◆ Task instructions ◆
Continue the passage on NASA's satellites and robotic probes, picking up right after its final sentence.

◆ Selected excerpt ◆
+---+
How NASA Works

NASA Satellites
In the shadow of Saturn, unexpected wonders appear. The robotic Cassini spacecraft drifted into Saturn giant planet's shadow for about 12 hours and looked back toward the eclipsed Sun. Visible in spectacular detail is Saturn's E ring and the outermost ring visible above. NASA

The U.S. actually began launching satellites shortly before NASA was created. On Jan. 1, 1958, a Juno 1 rocket launched from Cape Canaveral Air Force Station in Florida successfully and rose 200 miles (321 kilometers) into the sky before releasing a satellite called Explorer 1 [source: NASA]. But Explorer wasn't just about getting into orbit — the satellite produced important scientific knowledge as well, by documenting the existence of the Van Allen Radiation Belt that encircles the Earth [source: Garber and Launius].

In the decades that followed, Explorer was followed by numerous other unmanned missions. NASA has sent several robotic space probes to various places in the solar system. The early probes (Ranger, Lunar Orbiter, Pioneer and Surveyor) were sent to the moon to obtain information necessary for the moon landings of the Apollo program. NASA later returned to the moon with the Clementine (1992) and Lunar Prospector (1998) probes for further exploration.
+---+
◆ Provided material ◆

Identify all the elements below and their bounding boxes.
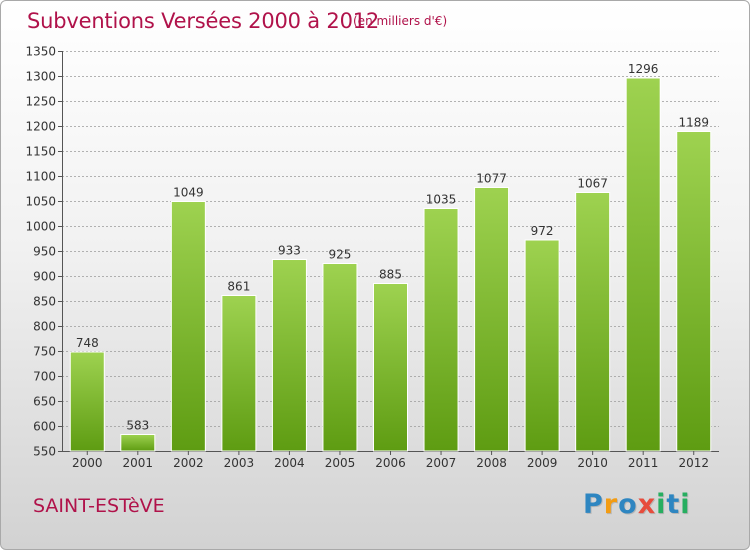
bar-2003: [221, 295, 257, 452]
y-tick-label: 950: [33, 245, 56, 259]
y-tick-label: 550: [33, 445, 56, 459]
data-label: 861: [227, 280, 250, 294]
data-label: 972: [531, 224, 554, 238]
bar-2011: [625, 77, 661, 452]
commune-name: SAINT-ESTèVE: [33, 495, 165, 517]
bar-2005: [322, 263, 358, 452]
x-tick-label: 2010: [577, 456, 608, 470]
chart-subtitle: (en milliers d'€): [353, 14, 448, 28]
proxiti-logo: Proxiti: [583, 489, 691, 520]
data-label: 1189: [678, 116, 709, 130]
data-label: 748: [76, 336, 99, 350]
logo-letter: o: [618, 489, 638, 520]
y-tick-label: 1100: [25, 170, 56, 184]
x-tick-label: 2005: [325, 456, 356, 470]
bar-2004: [271, 259, 307, 452]
logo-letter: P: [583, 489, 604, 520]
data-labels: 748 583 1049 861 933 925 885 1035 1077 972 1067 129…: [76, 62, 709, 433]
y-tick-label: 650: [33, 395, 56, 409]
y-tick-label: 1250: [25, 95, 56, 109]
y-tick-label: 800: [33, 320, 56, 334]
y-tick-label: 600: [33, 420, 56, 434]
bars: [69, 77, 712, 452]
x-tick-label: 2006: [375, 456, 406, 470]
x-tick-label: 2003: [224, 456, 255, 470]
x-tick-label: 2002: [173, 456, 204, 470]
bar-2010: [575, 192, 611, 452]
x-tick-label: 2000: [72, 456, 103, 470]
y-tick-label: 1150: [25, 145, 56, 159]
data-label: 1035: [426, 193, 457, 207]
data-label: 925: [329, 248, 352, 262]
bar-2002: [170, 201, 206, 452]
data-label: 1067: [577, 177, 608, 191]
y-axis-ticks: 550 600 650 700 750 800 850 900 950 1000 1050 1100 1…: [25, 45, 62, 459]
data-label: 583: [126, 419, 149, 433]
y-tick-label: 700: [33, 370, 56, 384]
bar-2006: [373, 283, 408, 452]
bar-2001: [120, 434, 156, 452]
x-tick-label: 2007: [426, 456, 457, 470]
y-tick-label: 1300: [25, 70, 56, 84]
logo-letter: x: [637, 489, 657, 520]
y-tick-label: 1000: [25, 220, 56, 234]
bar-2009: [524, 239, 560, 452]
x-tick-label: 2001: [123, 456, 154, 470]
x-tick-label: 2009: [527, 456, 558, 470]
bar-2008: [474, 187, 510, 452]
x-tick-label: 2008: [476, 456, 507, 470]
bar-2000: [69, 351, 105, 452]
x-axis-ticks: 2000 2001 2002 2003 2004 2005 2006 2007 2008 2009…: [72, 451, 709, 470]
y-tick-label: 1350: [25, 45, 56, 59]
x-tick-label: 2004: [274, 456, 305, 470]
chart-title: Subventions Versées 2000 à 2012: [27, 9, 380, 33]
y-tick-label: 1200: [25, 120, 56, 134]
logo-letter: r: [603, 489, 619, 520]
y-tick-label: 900: [33, 270, 56, 284]
y-tick-label: 750: [33, 345, 56, 359]
logo-letter: i: [680, 489, 691, 520]
logo-letter: i: [656, 489, 667, 520]
bar-2007: [423, 208, 459, 452]
data-label: 933: [278, 244, 301, 258]
data-label: 1077: [476, 172, 507, 186]
bar-2012: [676, 131, 712, 452]
data-label: 1049: [173, 186, 204, 200]
y-tick-label: 850: [33, 295, 56, 309]
data-label: 1296: [628, 62, 659, 76]
x-tick-label: 2012: [678, 456, 709, 470]
logo-letter: t: [666, 489, 681, 520]
data-label: 885: [379, 268, 402, 282]
x-tick-label: 2011: [628, 456, 659, 470]
y-tick-label: 1050: [25, 195, 56, 209]
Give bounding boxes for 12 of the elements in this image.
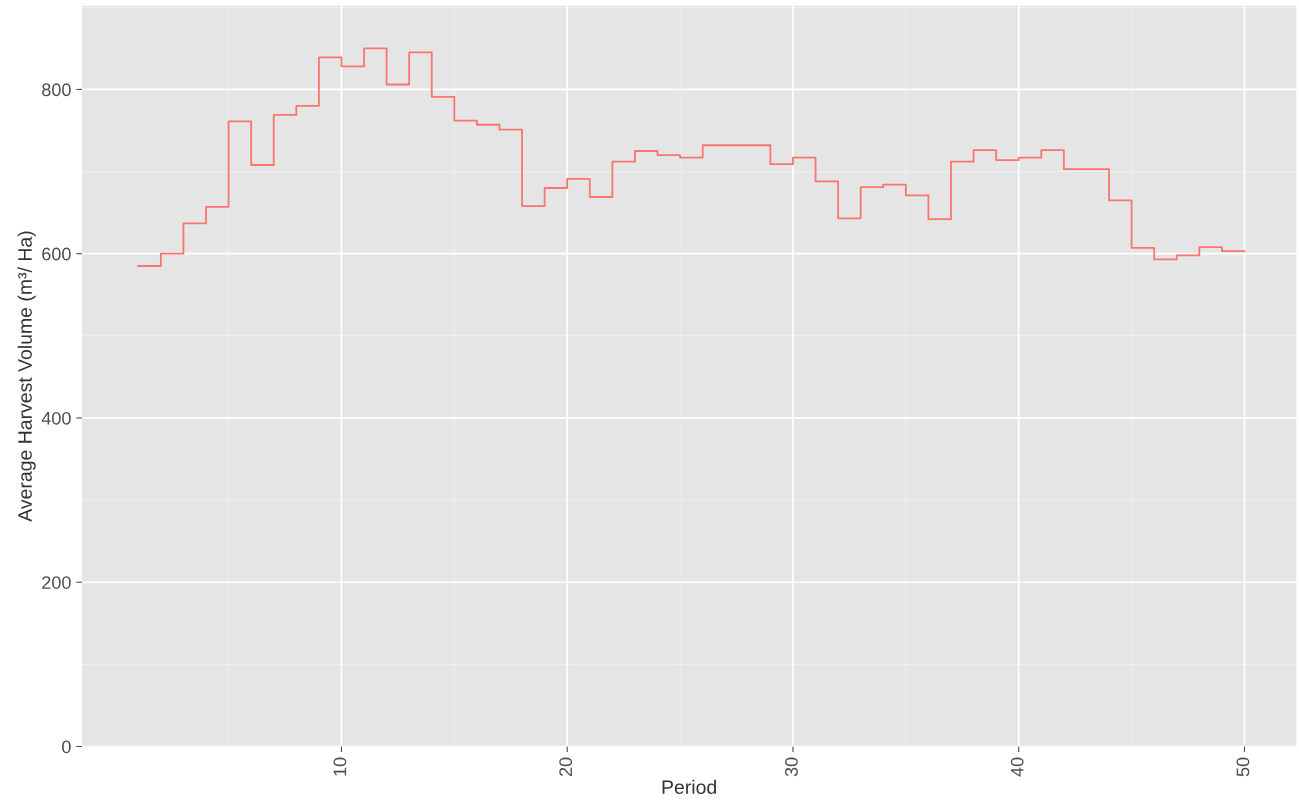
x-tick-label: 40	[1010, 757, 1024, 777]
x-tick-label: 10	[333, 757, 347, 776]
y-tick-label: 400	[41, 411, 71, 425]
y-tick-label: 0	[62, 740, 71, 754]
x-axis-title: Period	[662, 779, 716, 795]
y-tick-label: 800	[42, 83, 71, 97]
y-tick-label: 200	[42, 576, 71, 589]
x-tick-label: 50	[1236, 757, 1250, 777]
y-axis-title: Average Harvest Volume (m³/ Ha)	[17, 231, 36, 522]
x-tick-label: 30	[785, 757, 798, 777]
x-tick-label: 20	[559, 757, 573, 777]
y-tick-label: 600	[42, 247, 71, 261]
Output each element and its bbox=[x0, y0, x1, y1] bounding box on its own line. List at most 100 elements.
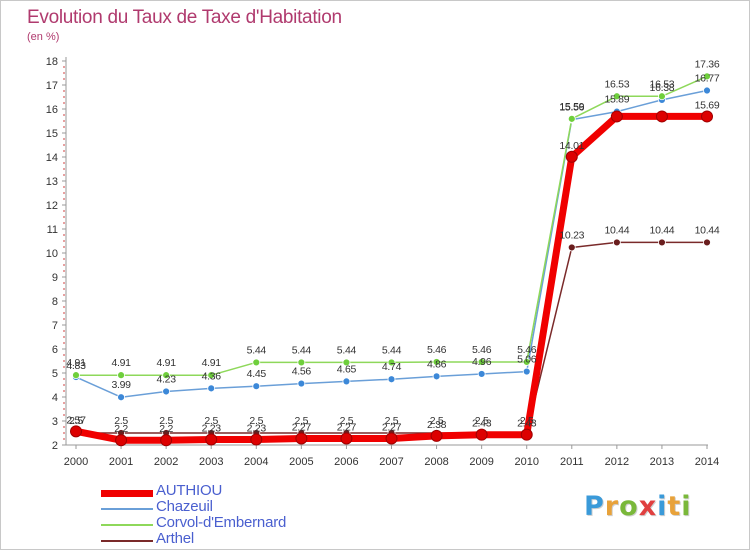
data-label: 4.91 bbox=[157, 357, 177, 369]
line-chart: 2 3 4 5 6 7 8 9 10 11 12 13 14 15 16 17 18 2000 2001 2002 20… bbox=[46, 56, 720, 468]
data-point bbox=[117, 371, 125, 380]
x-tick-label: 2013 bbox=[650, 456, 674, 468]
data-label: 15.89 bbox=[604, 94, 629, 106]
y-tick-label: 15 bbox=[46, 128, 58, 140]
x-tick-label: 2000 bbox=[64, 456, 88, 468]
x-tick-label: 2007 bbox=[379, 456, 403, 468]
unit-label: (en %) bbox=[27, 31, 60, 43]
data-label: 16.77 bbox=[695, 73, 720, 85]
y-tick-label: 18 bbox=[46, 56, 58, 68]
x-tick-label: 2004 bbox=[244, 456, 268, 468]
data-point bbox=[252, 358, 261, 367]
y-tick-label: 11 bbox=[47, 224, 58, 236]
data-label: 4.91 bbox=[202, 357, 222, 369]
data-label: 5.46 bbox=[517, 344, 537, 356]
data-point bbox=[522, 358, 531, 366]
data-label: 2.5 bbox=[340, 415, 354, 427]
x-tick-label: 2014 bbox=[695, 456, 719, 468]
data-point bbox=[475, 428, 488, 441]
data-label: 2.5 bbox=[249, 415, 263, 427]
y-tick-label: 7 bbox=[52, 320, 58, 332]
data-label: 2.5 bbox=[385, 415, 399, 427]
x-tick-label: 2005 bbox=[289, 456, 313, 468]
data-label: 2.27 bbox=[292, 422, 312, 434]
data-label: 10.44 bbox=[650, 224, 675, 236]
data-point bbox=[655, 110, 668, 123]
y-tick-label: 4 bbox=[52, 392, 58, 404]
data-point bbox=[70, 425, 82, 438]
data-point bbox=[703, 238, 711, 247]
data-label: 4.65 bbox=[337, 363, 357, 375]
legend-swatch bbox=[101, 508, 153, 510]
data-label: 15.59 bbox=[559, 101, 584, 113]
legend-label: Arthel bbox=[156, 530, 194, 547]
series-line-3 bbox=[75, 241, 708, 434]
data-point bbox=[297, 358, 306, 367]
data-label: 2.5 bbox=[69, 415, 83, 427]
y-tick-label: 9 bbox=[52, 272, 58, 284]
y-tick-label: 12 bbox=[46, 200, 58, 212]
x-tick-label: 2009 bbox=[469, 456, 493, 468]
data-point bbox=[658, 92, 666, 101]
data-point bbox=[567, 243, 576, 252]
data-point bbox=[340, 432, 353, 445]
data-point bbox=[522, 367, 531, 376]
data-point bbox=[162, 371, 171, 380]
legend-label: Chazeuil bbox=[156, 498, 213, 515]
x-tick-label: 2003 bbox=[199, 456, 223, 468]
y-tick-label: 8 bbox=[52, 296, 58, 308]
data-label: 2.5 bbox=[430, 415, 444, 427]
y-tick-label: 16 bbox=[46, 104, 58, 116]
data-label: 2.2 bbox=[114, 423, 128, 435]
data-label: 4.96 bbox=[472, 356, 492, 368]
data-label: 5.46 bbox=[427, 344, 447, 356]
data-label: 16.53 bbox=[650, 78, 675, 90]
data-label: 2.23 bbox=[247, 422, 267, 434]
data-point bbox=[430, 429, 443, 442]
y-tick-label: 2 bbox=[52, 440, 58, 452]
data-label: 4.86 bbox=[427, 358, 447, 370]
data-label: 17.36 bbox=[695, 58, 720, 70]
legend-swatch bbox=[101, 540, 153, 542]
data-point bbox=[342, 377, 351, 386]
data-point bbox=[342, 358, 351, 367]
data-label: 10.44 bbox=[695, 224, 720, 236]
data-point bbox=[385, 432, 398, 445]
legend-label: AUTHIOU bbox=[156, 482, 223, 499]
data-point bbox=[477, 370, 486, 378]
data-point bbox=[250, 433, 263, 446]
data-point bbox=[565, 150, 578, 163]
data-point bbox=[115, 434, 128, 447]
legend-label: Corvol-d'Embernard bbox=[156, 514, 287, 531]
y-tick-label: 10 bbox=[46, 248, 58, 260]
data-point bbox=[252, 382, 261, 391]
data-label: 2.43 bbox=[472, 418, 492, 430]
data-point bbox=[160, 434, 173, 447]
y-tick-label: 17 bbox=[46, 80, 58, 92]
data-point bbox=[701, 110, 713, 123]
y-tick-label: 13 bbox=[46, 176, 58, 188]
data-label: 16.38 bbox=[650, 82, 675, 94]
data-label: 2.2 bbox=[159, 423, 173, 435]
data-label: 2.57 bbox=[66, 414, 86, 426]
data-label: 2.43 bbox=[517, 418, 537, 430]
data-label: 4.56 bbox=[292, 366, 312, 378]
data-point bbox=[477, 358, 486, 366]
data-point bbox=[703, 86, 711, 95]
x-tick-label: 2010 bbox=[514, 456, 538, 468]
data-point bbox=[610, 110, 623, 123]
x-tick-label: 2012 bbox=[605, 456, 629, 468]
data-point bbox=[658, 238, 666, 247]
data-point bbox=[432, 358, 441, 366]
x-tick-label: 2011 bbox=[560, 456, 584, 468]
data-point bbox=[612, 92, 621, 101]
data-label: 4.36 bbox=[202, 370, 222, 382]
data-label: 15.69 bbox=[695, 99, 720, 111]
data-point bbox=[387, 358, 396, 367]
data-label: 15.56 bbox=[559, 102, 584, 114]
data-point bbox=[520, 428, 533, 441]
data-label: 5.06 bbox=[517, 354, 537, 366]
data-label: 4.91 bbox=[66, 357, 86, 369]
data-point bbox=[387, 375, 396, 384]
+---+
◆ Answer to the exercise ◆
NASA has sent flybys, orbiters and landers to explore the inner and outer planets. They include:

  • Mariner: flybys of Mercury, Venus and Mars
  • Pioneer: flybys of the moon (early missions), Jupiter (Pioneer 10), Venus (Pioneer Venus missions)
  • Voyager: flybys of Jupiter, Saturn, Uranus and Neptune
  • Magellan: Venus orbiter and radar mapping
  • Viking: Mars landings
  • Galileo: Jupiter orbiter
  • Hubble Space Telescope: an orbital observatory that has helped scientists to peer into the early universe and more precisely estimate its age.
  • Cassini: Saturn orbiter with Huygens landing probe on Saturn's moon, Titan
  • NEAR: asteroid orbiter
  • Deep Space 1: asteroid flyby
  • Stardust: comet flyby and sample return
  • Pathfinder, Spirit, Opportunity: Mars landing rovers
  • Mars Climate Orbiter: Mars orbiter
  • Messenger: Mercury orbiter
  • Dawn: first probe to orbit an object in the main asteroid belt between Mars and Jupiter [source: JPL].
  • WISE/NEOWISE: scanned the entire celestial sky in infrared 1.5 times, and captured more than 2.7 million images of objects in space, from comets to galaxies [source: NASA].
  • Juno: a Jupiter orbiter that revealed the turbulent nature of the solar system's biggest planet [source: NASA].
  • Curiosity and Opportunity: two rovers that are exploring the surface of Mars [source: Koren].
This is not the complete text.